### INFORMATION PROVIDED

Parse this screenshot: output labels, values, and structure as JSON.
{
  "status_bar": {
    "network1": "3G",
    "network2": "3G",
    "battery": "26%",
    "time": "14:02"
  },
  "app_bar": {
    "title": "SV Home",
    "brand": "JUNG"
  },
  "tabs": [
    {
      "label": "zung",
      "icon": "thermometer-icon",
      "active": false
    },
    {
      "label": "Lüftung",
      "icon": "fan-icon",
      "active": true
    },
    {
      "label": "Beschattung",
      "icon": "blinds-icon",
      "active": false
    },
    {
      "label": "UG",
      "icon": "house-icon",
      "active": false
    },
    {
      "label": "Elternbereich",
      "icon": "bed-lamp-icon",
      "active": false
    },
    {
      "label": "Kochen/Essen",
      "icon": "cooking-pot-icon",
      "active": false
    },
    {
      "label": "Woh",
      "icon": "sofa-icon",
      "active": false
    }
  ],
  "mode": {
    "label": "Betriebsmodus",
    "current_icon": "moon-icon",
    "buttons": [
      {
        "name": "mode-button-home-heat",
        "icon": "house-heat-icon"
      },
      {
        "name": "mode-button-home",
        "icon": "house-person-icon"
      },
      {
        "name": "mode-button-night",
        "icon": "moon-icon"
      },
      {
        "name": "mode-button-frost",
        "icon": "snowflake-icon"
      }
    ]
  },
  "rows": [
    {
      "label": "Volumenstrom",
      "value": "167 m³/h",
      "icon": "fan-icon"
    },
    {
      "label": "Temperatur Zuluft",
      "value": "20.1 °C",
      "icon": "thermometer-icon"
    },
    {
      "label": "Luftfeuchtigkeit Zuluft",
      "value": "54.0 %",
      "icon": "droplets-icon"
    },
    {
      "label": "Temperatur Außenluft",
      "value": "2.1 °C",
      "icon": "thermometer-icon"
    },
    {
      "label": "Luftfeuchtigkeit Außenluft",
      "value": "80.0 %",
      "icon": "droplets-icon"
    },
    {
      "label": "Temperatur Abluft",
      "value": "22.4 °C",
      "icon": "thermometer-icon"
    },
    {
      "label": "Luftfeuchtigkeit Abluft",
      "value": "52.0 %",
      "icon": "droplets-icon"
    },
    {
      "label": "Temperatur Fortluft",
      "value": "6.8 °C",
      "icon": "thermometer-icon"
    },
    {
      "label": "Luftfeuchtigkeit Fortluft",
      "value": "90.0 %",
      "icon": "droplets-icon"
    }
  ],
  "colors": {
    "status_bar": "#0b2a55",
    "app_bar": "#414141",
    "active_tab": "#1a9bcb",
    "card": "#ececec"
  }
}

### WRITTEN INSTRUCTION
Read the entries and select each line where the word "heat" is found.

### OUTPUT OF THE EXERCISE
        "name": "mode-button-home-heat",
        "icon": "house-heat-icon"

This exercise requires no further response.